• **PROBLEM REQUIREMENTS**
Return only the number of lines in the records below where the string "subgroup" shows up.

• **EXERCISE INPUTS**
-----
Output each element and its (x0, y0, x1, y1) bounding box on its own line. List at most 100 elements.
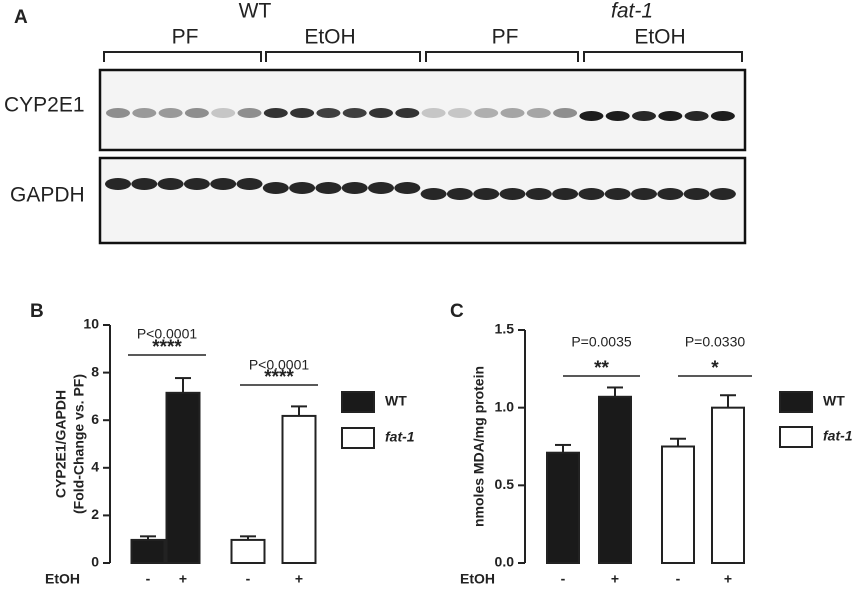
band (263, 108, 288, 118)
group-label: fat-1 (611, 0, 653, 23)
x-tick-label: + (724, 571, 732, 587)
band (237, 108, 262, 118)
significance-stars: * (711, 358, 719, 379)
p-value: P<0.0001 (249, 357, 310, 373)
band (132, 108, 157, 118)
band (183, 178, 210, 190)
y-tick-label: 6 (91, 411, 99, 427)
band (631, 188, 657, 200)
bar (230, 538, 266, 565)
band (500, 108, 525, 118)
y-tick-label: 2 (91, 506, 99, 522)
bar (165, 391, 201, 564)
band (105, 178, 131, 190)
legend-label: fat-1 (385, 429, 415, 445)
band (658, 111, 683, 121)
significance-stars: ** (594, 358, 609, 379)
x-tick-label: + (179, 571, 187, 587)
band (605, 111, 630, 121)
band (552, 188, 579, 200)
band (683, 188, 710, 200)
bar (546, 451, 580, 565)
band (632, 111, 656, 121)
band (553, 108, 578, 118)
legend-label: WT (385, 393, 407, 409)
bar (281, 414, 317, 564)
band (684, 111, 709, 121)
y-axis-label: CYP2E1/GAPDH (53, 390, 69, 498)
x-tick-label: - (246, 571, 251, 587)
band (447, 108, 472, 118)
bands (105, 108, 736, 200)
y-tick-label: 0.0 (495, 554, 515, 570)
panel-label: C (450, 301, 464, 322)
legend-swatch (341, 427, 375, 449)
x-axis-label: EtOH (460, 571, 495, 587)
y-tick-label: 4 (91, 459, 99, 475)
y-tick-label: 10 (83, 316, 99, 332)
band (474, 108, 499, 118)
bar (661, 445, 695, 564)
x-tick-label: - (676, 571, 681, 587)
bar (130, 538, 166, 565)
legend-label: WT (823, 393, 845, 409)
panel-label: A (14, 7, 28, 28)
legend-swatch (779, 426, 813, 448)
significance-stars: **** (264, 367, 294, 388)
panel-label: B (30, 301, 44, 322)
band (579, 111, 604, 121)
y-tick-label: 0 (91, 554, 99, 570)
group-label: WT (239, 0, 272, 23)
blot-membrane (98, 156, 747, 245)
band (525, 188, 552, 200)
subgroup-label: PF (492, 26, 519, 49)
brackets (103, 51, 743, 62)
x-tick-label: - (561, 571, 566, 587)
band (499, 188, 526, 200)
band (316, 108, 341, 118)
band (578, 188, 605, 200)
band (158, 108, 183, 118)
subgroup-label: PF (172, 26, 199, 49)
x-axis-label: EtOH (45, 571, 80, 587)
band (290, 108, 315, 118)
band (709, 188, 736, 200)
band (262, 182, 289, 194)
band (368, 182, 394, 194)
row-label: GAPDH (10, 184, 85, 207)
y-tick-label: 8 (91, 363, 99, 379)
band (289, 182, 316, 194)
band (604, 188, 631, 200)
band (236, 178, 263, 190)
legend-swatch (779, 391, 813, 413)
band (446, 188, 473, 200)
x-tick-label: + (295, 571, 303, 587)
band (342, 108, 367, 118)
blot-membrane (98, 68, 747, 152)
bar (598, 395, 632, 564)
band (526, 108, 551, 118)
x-tick-label: + (611, 571, 619, 587)
band (395, 108, 420, 118)
band (315, 182, 342, 194)
p-value: P=0.0035 (571, 334, 632, 350)
band (710, 111, 735, 121)
band (473, 188, 500, 200)
y-axis-label: nmoles MDA/mg protein (471, 366, 487, 527)
band (106, 108, 130, 118)
band (341, 182, 368, 194)
band (210, 178, 237, 190)
subgroup-label: EtOH (304, 26, 355, 49)
y-tick-label: 0.5 (495, 476, 515, 492)
band (184, 108, 209, 118)
p-value: P=0.0330 (685, 334, 746, 350)
band (157, 178, 184, 190)
y-axis-label: (Fold-Change vs. PF) (71, 374, 87, 514)
band (131, 178, 158, 190)
band (420, 188, 447, 200)
legend-label: fat-1 (823, 428, 853, 444)
y-tick-label: 1.5 (495, 321, 515, 337)
y-tick-label: 1.0 (495, 398, 515, 414)
band (394, 182, 421, 194)
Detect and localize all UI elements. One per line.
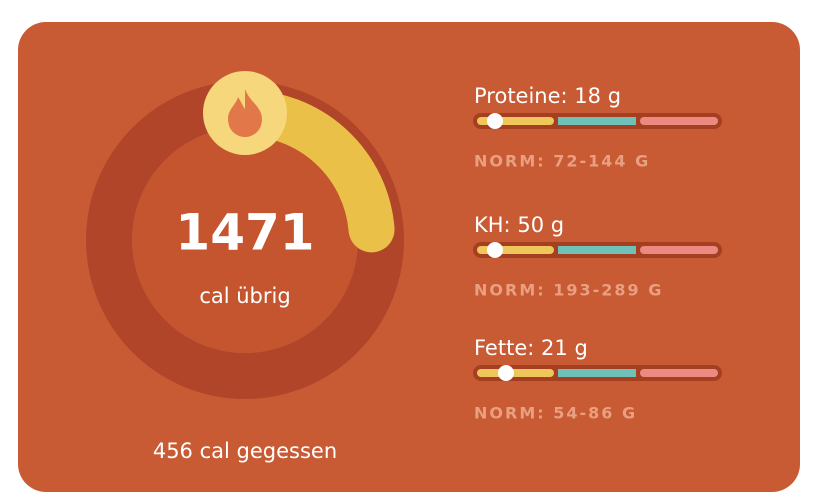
-----
• **YOUR SOLUTION**
3